WRITTEN REQUEST. Write the next part of the column on offering employees equity versus incentive pay, starting after its last sentence.

In a recent column, you responded to an entrepreneur who wanted to pay a “living wage”, which is much higher than the minimum wage. For those startup companies with limited revenues who can’t afford higher wages, could giving staff some small equity stake in the company be a consideration?
Perhaps. But I’d advise against it. I think it’s best to avoid granting equity stake if at all possible, preferring instead incentive pay, or profit sharing, or other bonuses tied to performance.
I often hear owners and entrepreneurs say “I can’t afford to pay someone a huge salary, so I’ll just offer them part of the company”. Well, unless that person’s skills are a keystone to your success, I don’t think that’s the best solution. Business owners should not be so quick to give away part of their company when there are other ways to incentivize and motivate employees with bonuses, commission or increased benefits.
Incentive plans should be customized to fit your business and should be carefully designed to correlate the award with the desired goal, while avoiding unintended consequences.
For instance: If employees are rewarded simply for the number of sales they make, their behavior (rushed, impersonal) may be such that customer service is sacrificed. But if worker pay is dependent on customer satisfaction, then other types of behavior (courteous, helpful) will be reinforced.

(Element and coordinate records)
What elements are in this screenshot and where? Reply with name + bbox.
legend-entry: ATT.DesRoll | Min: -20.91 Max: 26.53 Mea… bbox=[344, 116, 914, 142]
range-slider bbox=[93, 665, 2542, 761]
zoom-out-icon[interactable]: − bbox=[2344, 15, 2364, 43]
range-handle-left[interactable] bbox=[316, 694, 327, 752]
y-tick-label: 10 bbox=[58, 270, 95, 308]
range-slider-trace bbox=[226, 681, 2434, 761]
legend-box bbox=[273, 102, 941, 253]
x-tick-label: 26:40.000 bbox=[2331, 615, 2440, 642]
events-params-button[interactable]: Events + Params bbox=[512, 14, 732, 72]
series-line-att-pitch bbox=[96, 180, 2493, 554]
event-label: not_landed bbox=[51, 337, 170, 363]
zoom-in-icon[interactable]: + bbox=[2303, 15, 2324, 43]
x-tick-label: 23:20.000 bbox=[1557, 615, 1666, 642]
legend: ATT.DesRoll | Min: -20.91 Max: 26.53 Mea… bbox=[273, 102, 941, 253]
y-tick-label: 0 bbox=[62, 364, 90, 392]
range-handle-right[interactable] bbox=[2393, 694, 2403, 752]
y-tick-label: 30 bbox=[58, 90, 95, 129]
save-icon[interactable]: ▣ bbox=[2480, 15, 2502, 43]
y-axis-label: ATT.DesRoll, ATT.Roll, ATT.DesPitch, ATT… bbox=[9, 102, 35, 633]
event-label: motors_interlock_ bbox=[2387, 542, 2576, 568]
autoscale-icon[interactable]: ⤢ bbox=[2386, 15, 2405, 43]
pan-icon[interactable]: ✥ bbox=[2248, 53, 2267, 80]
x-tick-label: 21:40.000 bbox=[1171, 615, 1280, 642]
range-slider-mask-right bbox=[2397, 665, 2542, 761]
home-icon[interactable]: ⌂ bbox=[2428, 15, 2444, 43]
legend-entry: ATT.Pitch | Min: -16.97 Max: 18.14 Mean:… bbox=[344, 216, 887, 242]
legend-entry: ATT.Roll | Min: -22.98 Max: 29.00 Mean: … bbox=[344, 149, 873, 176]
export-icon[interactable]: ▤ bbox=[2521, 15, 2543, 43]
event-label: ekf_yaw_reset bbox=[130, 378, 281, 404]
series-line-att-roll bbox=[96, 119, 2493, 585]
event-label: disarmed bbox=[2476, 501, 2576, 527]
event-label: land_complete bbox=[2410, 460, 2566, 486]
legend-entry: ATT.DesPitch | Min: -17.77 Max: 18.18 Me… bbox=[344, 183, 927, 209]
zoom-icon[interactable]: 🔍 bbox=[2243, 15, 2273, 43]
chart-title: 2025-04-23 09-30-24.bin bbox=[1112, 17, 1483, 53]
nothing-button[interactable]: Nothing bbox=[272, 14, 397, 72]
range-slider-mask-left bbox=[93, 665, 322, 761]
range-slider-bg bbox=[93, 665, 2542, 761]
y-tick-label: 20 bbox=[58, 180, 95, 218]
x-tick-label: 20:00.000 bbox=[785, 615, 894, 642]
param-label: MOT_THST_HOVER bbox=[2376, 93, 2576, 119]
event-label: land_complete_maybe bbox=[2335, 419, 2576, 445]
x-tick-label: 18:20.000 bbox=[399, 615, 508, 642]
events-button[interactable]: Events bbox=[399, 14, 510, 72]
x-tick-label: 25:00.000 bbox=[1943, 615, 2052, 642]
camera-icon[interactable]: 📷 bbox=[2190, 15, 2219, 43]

EXERCISE OUTPUT.
Incentive plans come in all stripes and can focus on short-term or long-term goals, can be individual or team-based, can be paid in cash or increased benefits and perks. The bottom line is getting employees to have skin in the game and to know that if they contribute to the success of the company, they too will benefit.
Some tips:
- Simplify. Simplify. The best plans are easily explained and understood.
- Communicate. Employees should be clear on what must be accomplished to be rewarded.
- Align incentive and rewards with company goals.
- Pay out often. Once-a-year bonuses do not motivate as well as monthly ones.
So yes, the devil is in the details with incentive plans, but it’s much better than chipping away at your company’s equity. Consider that only when there’s no alternative.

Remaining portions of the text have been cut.